═════ RECORDS SHOWN ═════
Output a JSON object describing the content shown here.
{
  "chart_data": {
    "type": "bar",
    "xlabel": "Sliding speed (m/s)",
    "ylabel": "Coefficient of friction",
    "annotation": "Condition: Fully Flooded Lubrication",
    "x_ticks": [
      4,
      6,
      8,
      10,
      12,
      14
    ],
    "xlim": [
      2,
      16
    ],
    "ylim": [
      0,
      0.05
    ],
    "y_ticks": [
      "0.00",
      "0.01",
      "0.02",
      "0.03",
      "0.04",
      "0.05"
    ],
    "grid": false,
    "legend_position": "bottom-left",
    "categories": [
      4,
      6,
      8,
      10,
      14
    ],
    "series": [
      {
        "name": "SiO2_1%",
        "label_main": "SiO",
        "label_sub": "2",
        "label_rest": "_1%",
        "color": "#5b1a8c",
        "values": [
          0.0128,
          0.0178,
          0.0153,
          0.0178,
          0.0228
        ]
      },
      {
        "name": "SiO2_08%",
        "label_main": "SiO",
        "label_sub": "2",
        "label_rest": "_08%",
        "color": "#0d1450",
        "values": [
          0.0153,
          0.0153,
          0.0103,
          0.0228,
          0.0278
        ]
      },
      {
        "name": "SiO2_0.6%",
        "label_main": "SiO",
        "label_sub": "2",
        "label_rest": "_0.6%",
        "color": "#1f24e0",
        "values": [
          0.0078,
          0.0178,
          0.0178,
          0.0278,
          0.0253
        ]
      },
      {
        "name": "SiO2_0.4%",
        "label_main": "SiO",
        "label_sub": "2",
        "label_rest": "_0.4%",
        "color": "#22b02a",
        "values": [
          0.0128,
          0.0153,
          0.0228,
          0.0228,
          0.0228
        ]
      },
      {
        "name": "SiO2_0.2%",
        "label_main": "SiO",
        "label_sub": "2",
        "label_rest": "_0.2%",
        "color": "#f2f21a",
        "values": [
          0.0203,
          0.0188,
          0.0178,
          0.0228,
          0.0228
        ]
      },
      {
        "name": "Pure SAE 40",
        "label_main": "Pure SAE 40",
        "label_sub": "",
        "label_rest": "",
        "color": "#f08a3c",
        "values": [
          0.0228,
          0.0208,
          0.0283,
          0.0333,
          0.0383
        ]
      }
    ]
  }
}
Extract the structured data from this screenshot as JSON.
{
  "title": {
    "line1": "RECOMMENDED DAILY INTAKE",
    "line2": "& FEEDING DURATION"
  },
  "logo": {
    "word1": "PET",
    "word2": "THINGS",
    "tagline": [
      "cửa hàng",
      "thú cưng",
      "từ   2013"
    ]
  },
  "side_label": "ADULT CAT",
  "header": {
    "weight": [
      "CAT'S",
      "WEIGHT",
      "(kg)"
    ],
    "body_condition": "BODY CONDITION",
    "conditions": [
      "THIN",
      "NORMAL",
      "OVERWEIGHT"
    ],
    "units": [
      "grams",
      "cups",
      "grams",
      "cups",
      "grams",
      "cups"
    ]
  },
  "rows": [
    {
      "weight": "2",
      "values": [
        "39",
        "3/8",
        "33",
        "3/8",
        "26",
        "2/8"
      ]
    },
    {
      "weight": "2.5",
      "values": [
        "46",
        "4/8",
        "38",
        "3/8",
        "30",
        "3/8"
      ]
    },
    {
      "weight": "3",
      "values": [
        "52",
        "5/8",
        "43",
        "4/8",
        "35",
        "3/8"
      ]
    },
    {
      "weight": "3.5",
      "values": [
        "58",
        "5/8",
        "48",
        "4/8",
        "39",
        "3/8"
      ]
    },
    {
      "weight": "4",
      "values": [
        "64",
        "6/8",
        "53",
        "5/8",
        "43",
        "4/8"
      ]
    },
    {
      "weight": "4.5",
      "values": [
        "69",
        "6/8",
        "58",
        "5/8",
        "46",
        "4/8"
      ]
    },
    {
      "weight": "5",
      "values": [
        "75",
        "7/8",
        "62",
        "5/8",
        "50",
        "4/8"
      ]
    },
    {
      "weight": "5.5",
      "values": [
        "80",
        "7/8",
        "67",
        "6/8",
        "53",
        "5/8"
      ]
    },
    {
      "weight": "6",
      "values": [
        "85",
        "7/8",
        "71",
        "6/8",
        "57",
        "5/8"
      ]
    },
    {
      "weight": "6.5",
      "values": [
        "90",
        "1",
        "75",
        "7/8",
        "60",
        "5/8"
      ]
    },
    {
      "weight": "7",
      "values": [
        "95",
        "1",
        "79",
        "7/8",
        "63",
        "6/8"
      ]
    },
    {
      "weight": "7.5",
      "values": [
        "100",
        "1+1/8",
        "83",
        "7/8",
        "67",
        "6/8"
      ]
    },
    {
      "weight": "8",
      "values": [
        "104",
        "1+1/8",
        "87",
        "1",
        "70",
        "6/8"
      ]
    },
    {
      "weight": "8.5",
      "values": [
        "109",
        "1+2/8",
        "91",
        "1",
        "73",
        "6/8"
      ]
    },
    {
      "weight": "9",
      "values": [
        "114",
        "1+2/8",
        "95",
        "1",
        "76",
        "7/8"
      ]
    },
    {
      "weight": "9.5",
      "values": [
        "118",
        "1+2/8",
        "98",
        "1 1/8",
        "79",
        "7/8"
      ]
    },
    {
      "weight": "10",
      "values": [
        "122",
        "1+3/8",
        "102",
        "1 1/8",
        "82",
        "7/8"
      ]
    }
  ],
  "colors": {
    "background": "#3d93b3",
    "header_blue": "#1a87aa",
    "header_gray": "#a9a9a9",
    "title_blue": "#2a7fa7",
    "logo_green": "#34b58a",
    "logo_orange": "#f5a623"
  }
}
═════
PROBLEM DESCRIPTION: Could you transcribe the records in full, exactly?

EXPECTED ANSWER:
Output a JSON object describing the content shown here.
{
  "chart_data": {
    "type": "bar",
    "xlabel": "Sliding speed (m/s)",
    "ylabel": "Coefficient of friction",
    "annotation": "Condition: Fully Flooded Lubrication",
    "x_ticks": [
      4,
      6,
      8,
      10,
      12,
      14
    ],
    "xlim": [
      2,
      16
    ],
    "ylim": [
      0,
      0.05
    ],
    "y_ticks": [
      "0.00",
      "0.01",
      "0.02",
      "0.03",
      "0.04",
      "0.05"
    ],
    "grid": false,
    "legend_position": "bottom-left",
    "categories": [
      4,
      6,
      8,
      10,
      14
    ],
    "series": [
      {
        "name": "SiO2_1%",
        "label_main": "SiO",
        "label_sub": "2",
        "label_rest": "_1%",
        "color": "#5b1a8c",
        "values": [
          0.0128,
          0.0178,
          0.0153,
          0.0178,
          0.0228
        ]
      },
      {
        "name": "SiO2_08%",
        "label_main": "SiO",
        "label_sub": "2",
        "label_rest": "_08%",
        "color": "#0d1450",
        "values": [
          0.0153,
          0.0153,
          0.0103,
          0.0228,
          0.0278
        ]
      },
      {
        "name": "SiO2_0.6%",
        "label_main": "SiO",
        "label_sub": "2",
        "label_rest": "_0.6%",
        "color": "#1f24e0",
        "values": [
          0.0078,
          0.0178,
          0.0178,
          0.0278,
          0.0253
        ]
      },
      {
        "name": "SiO2_0.4%",
        "label_main": "SiO",
        "label_sub": "2",
        "label_rest": "_0.4%",
        "color": "#22b02a",
        "values": [
          0.0128,
          0.0153,
          0.0228,
          0.0228,
          0.0228
        ]
      },
      {
        "name": "SiO2_0.2%",
        "label_main": "SiO",
        "label_sub": "2",
        "label_rest": "_0.2%",
        "color": "#f2f21a",
        "values": [
          0.0203,
          0.0188,
          0.0178,
          0.0228,
          0.0228
        ]
      },
      {
        "name": "Pure SAE 40",
        "label_main": "Pure SAE 40",
        "label_sub": "",
        "label_rest": "",
        "color": "#f08a3c",
        "values": [
          0.0228,
          0.0208,
          0.0283,
          0.0333,
          0.0383
        ]
      }
    ]
  }
}
Extract the structured data from this screenshot as JSON.
{
  "title": {
    "line1": "RECOMMENDED DAILY INTAKE",
    "line2": "& FEEDING DURATION"
  },
  "logo": {
    "word1": "PET",
    "word2": "THINGS",
    "tagline": [
      "cửa hàng",
      "thú cưng",
      "từ   2013"
    ]
  },
  "side_label": "ADULT CAT",
  "header": {
    "weight": [
      "CAT'S",
      "WEIGHT",
      "(kg)"
    ],
    "body_condition": "BODY CONDITION",
    "conditions": [
      "THIN",
      "NORMAL",
      "OVERWEIGHT"
    ],
    "units": [
      "grams",
      "cups",
      "grams",
      "cups",
      "grams",
      "cups"
    ]
  },
  "rows": [
    {
      "weight": "2",
      "values": [
        "39",
        "3/8",
        "33",
        "3/8",
        "26",
        "2/8"
      ]
    },
    {
      "weight": "2.5",
      "values": [
        "46",
        "4/8",
        "38",
        "3/8",
        "30",
        "3/8"
      ]
    },
    {
      "weight": "3",
      "values": [
        "52",
        "5/8",
        "43",
        "4/8",
        "35",
        "3/8"
      ]
    },
    {
      "weight": "3.5",
      "values": [
        "58",
        "5/8",
        "48",
        "4/8",
        "39",
        "3/8"
      ]
    },
    {
      "weight": "4",
      "values": [
        "64",
        "6/8",
        "53",
        "5/8",
        "43",
        "4/8"
      ]
    },
    {
      "weight": "4.5",
      "values": [
        "69",
        "6/8",
        "58",
        "5/8",
        "46",
        "4/8"
      ]
    },
    {
      "weight": "5",
      "values": [
        "75",
        "7/8",
        "62",
        "5/8",
        "50",
        "4/8"
      ]
    },
    {
      "weight": "5.5",
      "values": [
        "80",
        "7/8",
        "67",
        "6/8",
        "53",
        "5/8"
      ]
    },
    {
      "weight": "6",
      "values": [
        "85",
        "7/8",
        "71",
        "6/8",
        "57",
        "5/8"
      ]
    },
    {
      "weight": "6.5",
      "values": [
        "90",
        "1",
        "75",
        "7/8",
        "60",
        "5/8"
      ]
    },
    {
      "weight": "7",
      "values": [
        "95",
        "1",
        "79",
        "7/8",
        "63",
        "6/8"
      ]
    },
    {
      "weight": "7.5",
      "values": [
        "100",
        "1+1/8",
        "83",
        "7/8",
        "67",
        "6/8"
      ]
    },
    {
      "weight": "8",
      "values": [
        "104",
        "1+1/8",
        "87",
        "1",
        "70",
        "6/8"
      ]
    },
    {
      "weight": "8.5",
      "values": [
        "109",
        "1+2/8",
        "91",
        "1",
        "73",
        "6/8"
      ]
    },
    {
      "weight": "9",
      "values": [
        "114",
        "1+2/8",
        "95",
        "1",
        "76",
        "7/8"
      ]
    },
    {
      "weight": "9.5",
      "values": [
        "118",
        "1+2/8",
        "98",
        "1 1/8",
        "79",
        "7/8"
      ]
    },
    {
      "weight": "10",
      "values": [
        "122",
        "1+3/8",
        "102",
        "1 1/8",
        "82",
        "7/8"
      ]
    }
  ],
  "colors": {
    "background": "#3d93b3",
    "header_blue": "#1a87aa",
    "header_gray": "#a9a9a9",
    "title_blue": "#2a7fa7",
    "logo_green": "#34b58a",
    "logo_orange": "#f5a623"
  }
}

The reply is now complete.